_SUPPLIED DATA_

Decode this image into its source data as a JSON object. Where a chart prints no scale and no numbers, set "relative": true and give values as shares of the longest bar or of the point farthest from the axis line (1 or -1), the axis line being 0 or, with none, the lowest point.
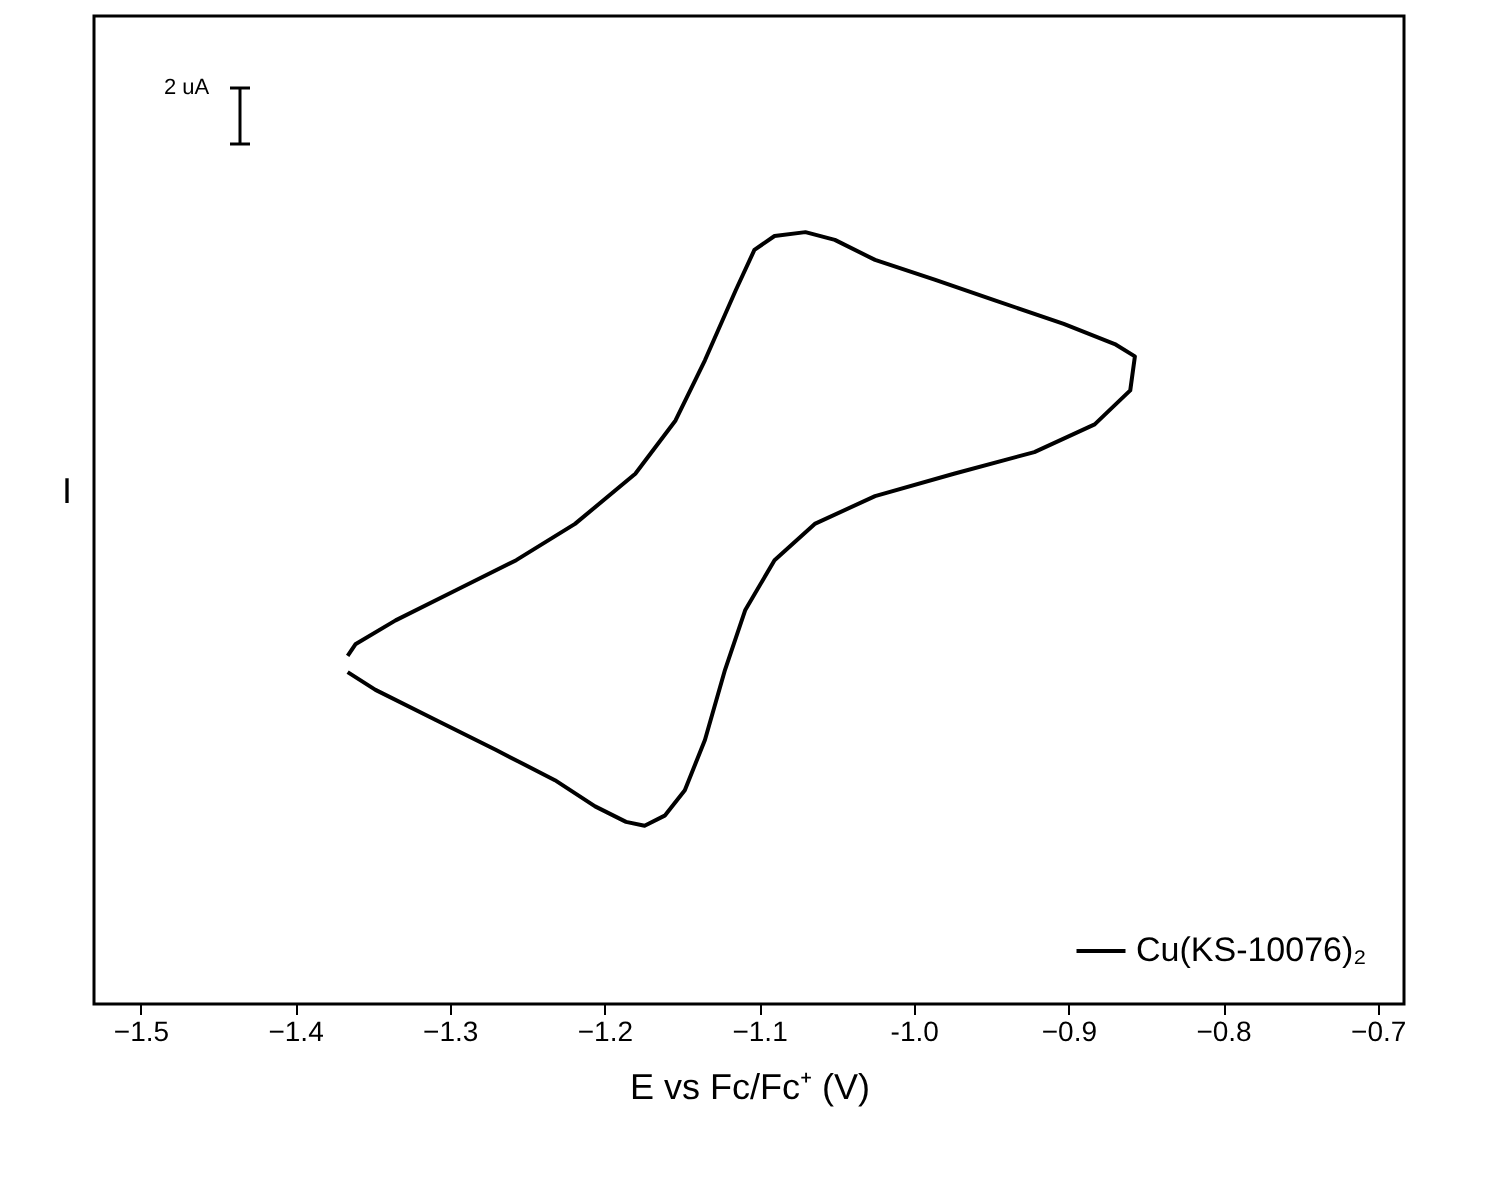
{
  "chart_data": {
    "type": "line",
    "relative": true,
    "xlabel": "E vs Fc/Fc⁺ (V)",
    "ylabel": "I",
    "xlim": [
      -1.53,
      -0.683
    ],
    "xticks": [
      -1.5,
      -1.4,
      -1.3,
      -1.2,
      -1.1,
      {
        "value": -1,
        "label": "-1.0"
      },
      -0.9,
      -0.8,
      -0.7
    ],
    "legend": "bottom right",
    "line_style": "solid",
    "annotations": [
      "2 uA"
    ],
    "series": [
      {
        "name": "Cu(KS-10076)₂",
        "color": "#000000",
        "x": [
          -1.366,
          -1.348,
          -1.309,
          -1.27,
          -1.232,
          -1.206,
          -1.186,
          -1.174,
          -1.161,
          -1.148,
          -1.135,
          -1.122,
          -1.109,
          -1.09,
          -1.064,
          -1.025,
          -0.974,
          -0.922,
          -0.883,
          -0.86,
          -0.857,
          -0.87,
          -0.903,
          -0.948,
          -0.986,
          -1.025,
          -1.051,
          -1.07,
          -1.09,
          -1.103,
          -1.115,
          -1.135,
          -1.154,
          -1.18,
          -1.219,
          -1.257,
          -1.296,
          -1.335,
          -1.361,
          -1.366
        ],
        "values": [
          0.43,
          0.407,
          0.368,
          0.329,
          0.29,
          0.256,
          0.236,
          0.231,
          0.244,
          0.277,
          0.342,
          0.433,
          0.51,
          0.575,
          0.622,
          0.658,
          0.687,
          0.715,
          0.751,
          0.795,
          0.839,
          0.855,
          0.881,
          0.912,
          0.938,
          0.964,
          0.99,
          1.0,
          0.995,
          0.977,
          0.925,
          0.834,
          0.756,
          0.687,
          0.622,
          0.575,
          0.536,
          0.497,
          0.466,
          0.451
        ]
      }
    ]
  }
}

_GIVEN PROBLEM_
Working from the material above, state how many lines contain "relative"; give only the number.

_ANSWER BELOW_
2